■ TASK TO COMPLETE: Make an exact copy of the entries below.

■ PROVIDED ENTRIES:
§
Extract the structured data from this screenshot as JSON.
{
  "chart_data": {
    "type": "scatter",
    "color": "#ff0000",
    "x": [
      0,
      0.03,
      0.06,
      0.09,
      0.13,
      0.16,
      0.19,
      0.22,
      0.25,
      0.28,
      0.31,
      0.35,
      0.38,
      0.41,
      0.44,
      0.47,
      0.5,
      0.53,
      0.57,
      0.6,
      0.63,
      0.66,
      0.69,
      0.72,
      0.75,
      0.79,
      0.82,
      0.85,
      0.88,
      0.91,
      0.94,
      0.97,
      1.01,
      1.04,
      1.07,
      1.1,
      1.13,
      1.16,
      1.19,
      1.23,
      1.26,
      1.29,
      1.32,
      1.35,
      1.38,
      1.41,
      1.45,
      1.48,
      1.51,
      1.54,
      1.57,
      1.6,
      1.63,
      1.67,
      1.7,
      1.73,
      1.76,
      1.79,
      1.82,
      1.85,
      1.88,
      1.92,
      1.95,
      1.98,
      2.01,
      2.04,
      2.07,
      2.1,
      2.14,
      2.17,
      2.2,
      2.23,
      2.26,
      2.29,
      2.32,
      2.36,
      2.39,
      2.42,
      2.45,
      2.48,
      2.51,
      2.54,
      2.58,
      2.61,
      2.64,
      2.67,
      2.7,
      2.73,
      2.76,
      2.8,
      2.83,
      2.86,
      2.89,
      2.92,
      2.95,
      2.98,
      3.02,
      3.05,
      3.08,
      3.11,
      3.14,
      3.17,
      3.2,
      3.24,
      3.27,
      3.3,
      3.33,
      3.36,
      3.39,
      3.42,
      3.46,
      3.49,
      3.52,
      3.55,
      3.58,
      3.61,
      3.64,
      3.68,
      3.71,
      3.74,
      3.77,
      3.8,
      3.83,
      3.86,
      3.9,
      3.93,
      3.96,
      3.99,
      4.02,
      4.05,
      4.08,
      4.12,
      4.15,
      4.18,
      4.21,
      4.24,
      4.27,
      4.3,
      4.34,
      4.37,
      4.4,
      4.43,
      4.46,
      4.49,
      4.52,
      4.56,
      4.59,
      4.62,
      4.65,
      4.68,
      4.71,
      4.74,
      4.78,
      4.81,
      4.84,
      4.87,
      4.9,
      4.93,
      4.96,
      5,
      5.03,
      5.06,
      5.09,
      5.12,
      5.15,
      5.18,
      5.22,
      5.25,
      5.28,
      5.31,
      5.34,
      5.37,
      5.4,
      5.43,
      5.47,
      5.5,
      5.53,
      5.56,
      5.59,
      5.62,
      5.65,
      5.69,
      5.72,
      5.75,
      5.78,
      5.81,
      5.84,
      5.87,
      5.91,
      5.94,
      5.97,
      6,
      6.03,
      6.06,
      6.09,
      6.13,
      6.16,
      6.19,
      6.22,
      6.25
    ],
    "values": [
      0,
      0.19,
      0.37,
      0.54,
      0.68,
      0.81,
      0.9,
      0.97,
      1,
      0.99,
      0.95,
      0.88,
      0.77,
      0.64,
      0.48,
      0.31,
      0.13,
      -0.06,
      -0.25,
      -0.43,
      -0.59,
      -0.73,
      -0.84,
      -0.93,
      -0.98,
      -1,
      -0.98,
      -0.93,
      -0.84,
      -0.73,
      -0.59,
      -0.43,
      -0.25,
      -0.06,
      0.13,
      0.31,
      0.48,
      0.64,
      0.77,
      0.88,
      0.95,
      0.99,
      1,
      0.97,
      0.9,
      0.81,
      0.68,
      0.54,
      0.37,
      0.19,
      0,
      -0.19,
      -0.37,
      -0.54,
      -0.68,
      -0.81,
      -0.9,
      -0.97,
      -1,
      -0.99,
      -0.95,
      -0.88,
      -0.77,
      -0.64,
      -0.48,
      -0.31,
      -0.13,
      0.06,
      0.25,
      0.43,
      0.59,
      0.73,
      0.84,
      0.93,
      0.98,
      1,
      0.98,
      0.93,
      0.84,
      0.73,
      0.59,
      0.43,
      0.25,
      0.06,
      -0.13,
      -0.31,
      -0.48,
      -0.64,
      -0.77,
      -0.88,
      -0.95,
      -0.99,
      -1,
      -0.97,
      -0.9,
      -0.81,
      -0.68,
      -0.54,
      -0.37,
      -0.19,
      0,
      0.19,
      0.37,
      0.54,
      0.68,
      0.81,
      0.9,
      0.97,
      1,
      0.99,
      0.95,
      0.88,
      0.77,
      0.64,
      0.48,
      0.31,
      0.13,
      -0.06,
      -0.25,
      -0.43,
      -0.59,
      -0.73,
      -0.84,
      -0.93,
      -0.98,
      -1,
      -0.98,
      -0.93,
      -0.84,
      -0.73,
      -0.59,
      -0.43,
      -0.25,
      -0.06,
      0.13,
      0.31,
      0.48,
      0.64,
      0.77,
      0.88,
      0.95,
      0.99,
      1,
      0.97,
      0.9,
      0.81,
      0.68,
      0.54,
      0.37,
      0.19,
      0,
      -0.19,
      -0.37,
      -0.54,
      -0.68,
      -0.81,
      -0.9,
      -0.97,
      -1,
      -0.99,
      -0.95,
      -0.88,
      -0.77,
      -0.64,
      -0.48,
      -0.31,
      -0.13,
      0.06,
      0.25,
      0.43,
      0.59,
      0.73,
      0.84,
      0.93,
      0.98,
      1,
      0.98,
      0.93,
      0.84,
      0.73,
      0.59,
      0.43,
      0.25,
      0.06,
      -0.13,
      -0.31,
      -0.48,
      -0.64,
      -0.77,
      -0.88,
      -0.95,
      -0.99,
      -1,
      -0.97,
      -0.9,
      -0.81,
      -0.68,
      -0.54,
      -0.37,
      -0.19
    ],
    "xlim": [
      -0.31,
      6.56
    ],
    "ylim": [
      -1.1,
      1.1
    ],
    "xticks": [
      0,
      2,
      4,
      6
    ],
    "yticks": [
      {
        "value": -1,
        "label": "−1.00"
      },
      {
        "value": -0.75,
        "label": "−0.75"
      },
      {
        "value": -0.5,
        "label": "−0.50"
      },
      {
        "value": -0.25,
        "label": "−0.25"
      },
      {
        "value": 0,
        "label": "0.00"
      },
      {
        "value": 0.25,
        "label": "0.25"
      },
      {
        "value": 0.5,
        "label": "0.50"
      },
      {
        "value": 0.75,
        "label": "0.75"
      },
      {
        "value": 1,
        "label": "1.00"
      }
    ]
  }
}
§
■ WRITTEN RESPONSE:
Extract the structured data from this screenshot as JSON.
{
  "chart_data": {
    "type": "scatter",
    "color": "#ff0000",
    "x": [
      0,
      0.03,
      0.06,
      0.09,
      0.13,
      0.16,
      0.19,
      0.22,
      0.25,
      0.28,
      0.31,
      0.35,
      0.38,
      0.41,
      0.44,
      0.47,
      0.5,
      0.53,
      0.57,
      0.6,
      0.63,
      0.66,
      0.69,
      0.72,
      0.75,
      0.79,
      0.82,
      0.85,
      0.88,
      0.91,
      0.94,
      0.97,
      1.01,
      1.04,
      1.07,
      1.1,
      1.13,
      1.16,
      1.19,
      1.23,
      1.26,
      1.29,
      1.32,
      1.35,
      1.38,
      1.41,
      1.45,
      1.48,
      1.51,
      1.54,
      1.57,
      1.6,
      1.63,
      1.67,
      1.7,
      1.73,
      1.76,
      1.79,
      1.82,
      1.85,
      1.88,
      1.92,
      1.95,
      1.98,
      2.01,
      2.04,
      2.07,
      2.1,
      2.14,
      2.17,
      2.2,
      2.23,
      2.26,
      2.29,
      2.32,
      2.36,
      2.39,
      2.42,
      2.45,
      2.48,
      2.51,
      2.54,
      2.58,
      2.61,
      2.64,
      2.67,
      2.7,
      2.73,
      2.76,
      2.8,
      2.83,
      2.86,
      2.89,
      2.92,
      2.95,
      2.98,
      3.02,
      3.05,
      3.08,
      3.11,
      3.14,
      3.17,
      3.2,
      3.24,
      3.27,
      3.3,
      3.33,
      3.36,
      3.39,
      3.42,
      3.46,
      3.49,
      3.52,
      3.55,
      3.58,
      3.61,
      3.64,
      3.68,
      3.71,
      3.74,
      3.77,
      3.8,
      3.83,
      3.86,
      3.9,
      3.93,
      3.96,
      3.99,
      4.02,
      4.05,
      4.08,
      4.12,
      4.15,
      4.18,
      4.21,
      4.24,
      4.27,
      4.3,
      4.34,
      4.37,
      4.4,
      4.43,
      4.46,
      4.49,
      4.52,
      4.56,
      4.59,
      4.62,
      4.65,
      4.68,
      4.71,
      4.74,
      4.78,
      4.81,
      4.84,
      4.87,
      4.9,
      4.93,
      4.96,
      5,
      5.03,
      5.06,
      5.09,
      5.12,
      5.15,
      5.18,
      5.22,
      5.25,
      5.28,
      5.31,
      5.34,
      5.37,
      5.4,
      5.43,
      5.47,
      5.5,
      5.53,
      5.56,
      5.59,
      5.62,
      5.65,
      5.69,
      5.72,
      5.75,
      5.78,
      5.81,
      5.84,
      5.87,
      5.91,
      5.94,
      5.97,
      6,
      6.03,
      6.06,
      6.09,
      6.13,
      6.16,
      6.19,
      6.22,
      6.25
    ],
    "values": [
      0,
      0.19,
      0.37,
      0.54,
      0.68,
      0.81,
      0.9,
      0.97,
      1,
      0.99,
      0.95,
      0.88,
      0.77,
      0.64,
      0.48,
      0.31,
      0.13,
      -0.06,
      -0.25,
      -0.43,
      -0.59,
      -0.73,
      -0.84,
      -0.93,
      -0.98,
      -1,
      -0.98,
      -0.93,
      -0.84,
      -0.73,
      -0.59,
      -0.43,
      -0.25,
      -0.06,
      0.13,
      0.31,
      0.48,
      0.64,
      0.77,
      0.88,
      0.95,
      0.99,
      1,
      0.97,
      0.9,
      0.81,
      0.68,
      0.54,
      0.37,
      0.19,
      0,
      -0.19,
      -0.37,
      -0.54,
      -0.68,
      -0.81,
      -0.9,
      -0.97,
      -1,
      -0.99,
      -0.95,
      -0.88,
      -0.77,
      -0.64,
      -0.48,
      -0.31,
      -0.13,
      0.06,
      0.25,
      0.43,
      0.59,
      0.73,
      0.84,
      0.93,
      0.98,
      1,
      0.98,
      0.93,
      0.84,
      0.73,
      0.59,
      0.43,
      0.25,
      0.06,
      -0.13,
      -0.31,
      -0.48,
      -0.64,
      -0.77,
      -0.88,
      -0.95,
      -0.99,
      -1,
      -0.97,
      -0.9,
      -0.81,
      -0.68,
      -0.54,
      -0.37,
      -0.19,
      0,
      0.19,
      0.37,
      0.54,
      0.68,
      0.81,
      0.9,
      0.97,
      1,
      0.99,
      0.95,
      0.88,
      0.77,
      0.64,
      0.48,
      0.31,
      0.13,
      -0.06,
      -0.25,
      -0.43,
      -0.59,
      -0.73,
      -0.84,
      -0.93,
      -0.98,
      -1,
      -0.98,
      -0.93,
      -0.84,
      -0.73,
      -0.59,
      -0.43,
      -0.25,
      -0.06,
      0.13,
      0.31,
      0.48,
      0.64,
      0.77,
      0.88,
      0.95,
      0.99,
      1,
      0.97,
      0.9,
      0.81,
      0.68,
      0.54,
      0.37,
      0.19,
      0,
      -0.19,
      -0.37,
      -0.54,
      -0.68,
      -0.81,
      -0.9,
      -0.97,
      -1,
      -0.99,
      -0.95,
      -0.88,
      -0.77,
      -0.64,
      -0.48,
      -0.31,
      -0.13,
      0.06,
      0.25,
      0.43,
      0.59,
      0.73,
      0.84,
      0.93,
      0.98,
      1,
      0.98,
      0.93,
      0.84,
      0.73,
      0.59,
      0.43,
      0.25,
      0.06,
      -0.13,
      -0.31,
      -0.48,
      -0.64,
      -0.77,
      -0.88,
      -0.95,
      -0.99,
      -1,
      -0.97,
      -0.9,
      -0.81,
      -0.68,
      -0.54,
      -0.37,
      -0.19
    ],
    "xlim": [
      -0.31,
      6.56
    ],
    "ylim": [
      -1.1,
      1.1
    ],
    "xticks": [
      0,
      2,
      4,
      6
    ],
    "yticks": [
      {
        "value": -1,
        "label": "−1.00"
      },
      {
        "value": -0.75,
        "label": "−0.75"
      },
      {
        "value": -0.5,
        "label": "−0.50"
      },
      {
        "value": -0.25,
        "label": "−0.25"
      },
      {
        "value": 0,
        "label": "0.00"
      },
      {
        "value": 0.25,
        "label": "0.25"
      },
      {
        "value": 0.5,
        "label": "0.50"
      },
      {
        "value": 0.75,
        "label": "0.75"
      },
      {
        "value": 1,
        "label": "1.00"
      }
    ]
  }
}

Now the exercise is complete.